**DATA LINES:**

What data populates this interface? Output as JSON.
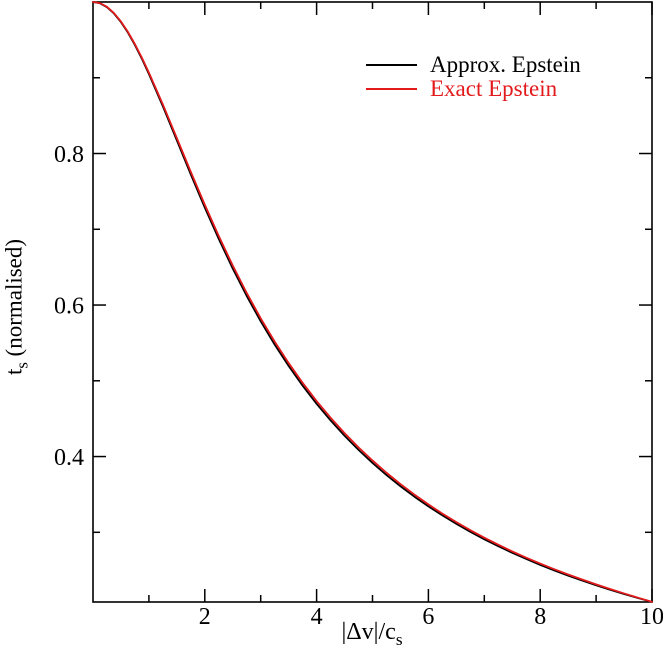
{
  "figure": {
    "background": "#ffffff",
    "frame_color": "#000000"
  },
  "legend": {
    "position": "upper right",
    "items": [
      {
        "label": "Approx. Epstein",
        "color": "#000000"
      },
      {
        "label": "Exact Epstein",
        "color": "#e31a1c"
      }
    ]
  },
  "axes": {
    "x": {
      "label_main": "|Δv|/c",
      "label_sub": "s",
      "range": [
        0,
        10
      ],
      "ticks_major": [
        2,
        4,
        6,
        8,
        10
      ],
      "ticks_minor": [
        1,
        3,
        5,
        7,
        9
      ],
      "tick_labels": [
        "2",
        "4",
        "6",
        "8",
        "10"
      ]
    },
    "y": {
      "label_main": "t",
      "label_sub": "s",
      "label_rest": " (normalised)",
      "range": [
        0.208,
        1.0
      ],
      "ticks_major": [
        0.4,
        0.6,
        0.8
      ],
      "ticks_minor": [
        0.3,
        0.5,
        0.7,
        0.9
      ],
      "tick_labels": [
        "0.4",
        "0.6",
        "0.8"
      ]
    }
  },
  "chart_data": {
    "type": "line",
    "title": "",
    "xlabel": "|Δv|/c_s",
    "ylabel": "t_s (normalised)",
    "xlim": [
      0,
      10
    ],
    "ylim": [
      0.208,
      1.0
    ],
    "grid": false,
    "legend_position": "upper right",
    "x": [
      0,
      0.125,
      0.25,
      0.375,
      0.5,
      0.625,
      0.75,
      0.875,
      1,
      1.25,
      1.5,
      1.75,
      2,
      2.25,
      2.5,
      2.75,
      3,
      3.25,
      3.5,
      3.75,
      4,
      4.25,
      4.5,
      4.75,
      5,
      5.25,
      5.5,
      5.75,
      6,
      6.25,
      6.5,
      6.75,
      7,
      7.25,
      7.5,
      7.75,
      8,
      8.25,
      8.5,
      8.75,
      9,
      9.25,
      9.5,
      9.75,
      10
    ],
    "series": [
      {
        "name": "Approx. Epstein",
        "color": "#000000",
        "values": [
          1.0,
          0.9983,
          0.9932,
          0.9848,
          0.9735,
          0.9595,
          0.9431,
          0.9249,
          0.905,
          0.8622,
          0.8173,
          0.7723,
          0.7286,
          0.6871,
          0.6481,
          0.6119,
          0.5785,
          0.5477,
          0.5195,
          0.4935,
          0.4696,
          0.4477,
          0.4274,
          0.4088,
          0.3916,
          0.3756,
          0.3608,
          0.347,
          0.3342,
          0.3223,
          0.3111,
          0.3006,
          0.2908,
          0.2816,
          0.2729,
          0.2648,
          0.257,
          0.2497,
          0.2428,
          0.2363,
          0.2301,
          0.2242,
          0.2186,
          0.2132,
          0.2081
        ]
      },
      {
        "name": "Exact Epstein",
        "color": "#e31a1c",
        "values": [
          1.0,
          0.9985,
          0.9936,
          0.9854,
          0.9743,
          0.9605,
          0.9444,
          0.9264,
          0.9068,
          0.8647,
          0.8203,
          0.7758,
          0.7324,
          0.6911,
          0.6521,
          0.6159,
          0.5825,
          0.5517,
          0.5234,
          0.4973,
          0.4733,
          0.4513,
          0.4309,
          0.4121,
          0.3948,
          0.3786,
          0.3637,
          0.3498,
          0.3368,
          0.3247,
          0.3134,
          0.3028,
          0.2929,
          0.2836,
          0.2748,
          0.2665,
          0.2587,
          0.2513,
          0.2443,
          0.2377,
          0.2313,
          0.2252,
          0.2193,
          0.2137,
          0.2081
        ]
      }
    ]
  }
}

**TASK TO CARRY OUT:** Go through the entries above and print each one exactly, minus the pictures.

**TASK RESPONSE:**
What data populates this interface? Output as JSON.
{
  "figure": {
    "background": "#ffffff",
    "frame_color": "#000000"
  },
  "legend": {
    "position": "upper right",
    "items": [
      {
        "label": "Approx. Epstein",
        "color": "#000000"
      },
      {
        "label": "Exact Epstein",
        "color": "#e31a1c"
      }
    ]
  },
  "axes": {
    "x": {
      "label_main": "|Δv|/c",
      "label_sub": "s",
      "range": [
        0,
        10
      ],
      "ticks_major": [
        2,
        4,
        6,
        8,
        10
      ],
      "ticks_minor": [
        1,
        3,
        5,
        7,
        9
      ],
      "tick_labels": [
        "2",
        "4",
        "6",
        "8",
        "10"
      ]
    },
    "y": {
      "label_main": "t",
      "label_sub": "s",
      "label_rest": " (normalised)",
      "range": [
        0.208,
        1.0
      ],
      "ticks_major": [
        0.4,
        0.6,
        0.8
      ],
      "ticks_minor": [
        0.3,
        0.5,
        0.7,
        0.9
      ],
      "tick_labels": [
        "0.4",
        "0.6",
        "0.8"
      ]
    }
  },
  "chart_data": {
    "type": "line",
    "title": "",
    "xlabel": "|Δv|/c_s",
    "ylabel": "t_s (normalised)",
    "xlim": [
      0,
      10
    ],
    "ylim": [
      0.208,
      1.0
    ],
    "grid": false,
    "legend_position": "upper right",
    "x": [
      0,
      0.125,
      0.25,
      0.375,
      0.5,
      0.625,
      0.75,
      0.875,
      1,
      1.25,
      1.5,
      1.75,
      2,
      2.25,
      2.5,
      2.75,
      3,
      3.25,
      3.5,
      3.75,
      4,
      4.25,
      4.5,
      4.75,
      5,
      5.25,
      5.5,
      5.75,
      6,
      6.25,
      6.5,
      6.75,
      7,
      7.25,
      7.5,
      7.75,
      8,
      8.25,
      8.5,
      8.75,
      9,
      9.25,
      9.5,
      9.75,
      10
    ],
    "series": [
      {
        "name": "Approx. Epstein",
        "color": "#000000",
        "values": [
          1.0,
          0.9983,
          0.9932,
          0.9848,
          0.9735,
          0.9595,
          0.9431,
          0.9249,
          0.905,
          0.8622,
          0.8173,
          0.7723,
          0.7286,
          0.6871,
          0.6481,
          0.6119,
          0.5785,
          0.5477,
          0.5195,
          0.4935,
          0.4696,
          0.4477,
          0.4274,
          0.4088,
          0.3916,
          0.3756,
          0.3608,
          0.347,
          0.3342,
          0.3223,
          0.3111,
          0.3006,
          0.2908,
          0.2816,
          0.2729,
          0.2648,
          0.257,
          0.2497,
          0.2428,
          0.2363,
          0.2301,
          0.2242,
          0.2186,
          0.2132,
          0.2081
        ]
      },
      {
        "name": "Exact Epstein",
        "color": "#e31a1c",
        "values": [
          1.0,
          0.9985,
          0.9936,
          0.9854,
          0.9743,
          0.9605,
          0.9444,
          0.9264,
          0.9068,
          0.8647,
          0.8203,
          0.7758,
          0.7324,
          0.6911,
          0.6521,
          0.6159,
          0.5825,
          0.5517,
          0.5234,
          0.4973,
          0.4733,
          0.4513,
          0.4309,
          0.4121,
          0.3948,
          0.3786,
          0.3637,
          0.3498,
          0.3368,
          0.3247,
          0.3134,
          0.3028,
          0.2929,
          0.2836,
          0.2748,
          0.2665,
          0.2587,
          0.2513,
          0.2443,
          0.2377,
          0.2313,
          0.2252,
          0.2193,
          0.2137,
          0.2081
        ]
      }
    ]
  }
}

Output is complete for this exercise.